What needs to be done → Reproduce every record below exactly as it appears.

Data for the task →

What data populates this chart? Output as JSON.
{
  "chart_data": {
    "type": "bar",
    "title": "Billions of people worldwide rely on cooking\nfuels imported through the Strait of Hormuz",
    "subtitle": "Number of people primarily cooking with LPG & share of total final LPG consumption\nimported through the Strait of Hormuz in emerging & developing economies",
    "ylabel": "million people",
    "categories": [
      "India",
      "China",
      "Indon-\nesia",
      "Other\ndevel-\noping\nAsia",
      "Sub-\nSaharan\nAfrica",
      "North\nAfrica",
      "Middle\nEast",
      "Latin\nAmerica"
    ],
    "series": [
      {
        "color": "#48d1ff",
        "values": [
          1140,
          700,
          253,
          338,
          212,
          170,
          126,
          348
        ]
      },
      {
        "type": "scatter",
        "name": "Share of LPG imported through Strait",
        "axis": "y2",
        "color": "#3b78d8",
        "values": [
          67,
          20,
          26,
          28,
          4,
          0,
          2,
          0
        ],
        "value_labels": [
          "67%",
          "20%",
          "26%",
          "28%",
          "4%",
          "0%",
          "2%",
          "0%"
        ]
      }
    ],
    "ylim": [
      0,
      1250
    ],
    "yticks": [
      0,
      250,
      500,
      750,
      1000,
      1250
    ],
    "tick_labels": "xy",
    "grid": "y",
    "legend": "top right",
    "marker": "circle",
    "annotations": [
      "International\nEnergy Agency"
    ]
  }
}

The result →
What data populates this chart? Output as JSON.
{
  "chart_data": {
    "type": "bar",
    "title": "Billions of people worldwide rely on cooking\nfuels imported through the Strait of Hormuz",
    "subtitle": "Number of people primarily cooking with LPG & share of total final LPG consumption\nimported through the Strait of Hormuz in emerging & developing economies",
    "ylabel": "million people",
    "categories": [
      "India",
      "China",
      "Indon-\nesia",
      "Other\ndevel-\noping\nAsia",
      "Sub-\nSaharan\nAfrica",
      "North\nAfrica",
      "Middle\nEast",
      "Latin\nAmerica"
    ],
    "series": [
      {
        "color": "#48d1ff",
        "values": [
          1140,
          700,
          253,
          338,
          212,
          170,
          126,
          348
        ]
      },
      {
        "type": "scatter",
        "name": "Share of LPG imported through Strait",
        "axis": "y2",
        "color": "#3b78d8",
        "values": [
          67,
          20,
          26,
          28,
          4,
          0,
          2,
          0
        ],
        "value_labels": [
          "67%",
          "20%",
          "26%",
          "28%",
          "4%",
          "0%",
          "2%",
          "0%"
        ]
      }
    ],
    "ylim": [
      0,
      1250
    ],
    "yticks": [
      0,
      250,
      500,
      750,
      1000,
      1250
    ],
    "tick_labels": "xy",
    "grid": "y",
    "legend": "top right",
    "marker": "circle",
    "annotations": [
      "International\nEnergy Agency"
    ]
  }
}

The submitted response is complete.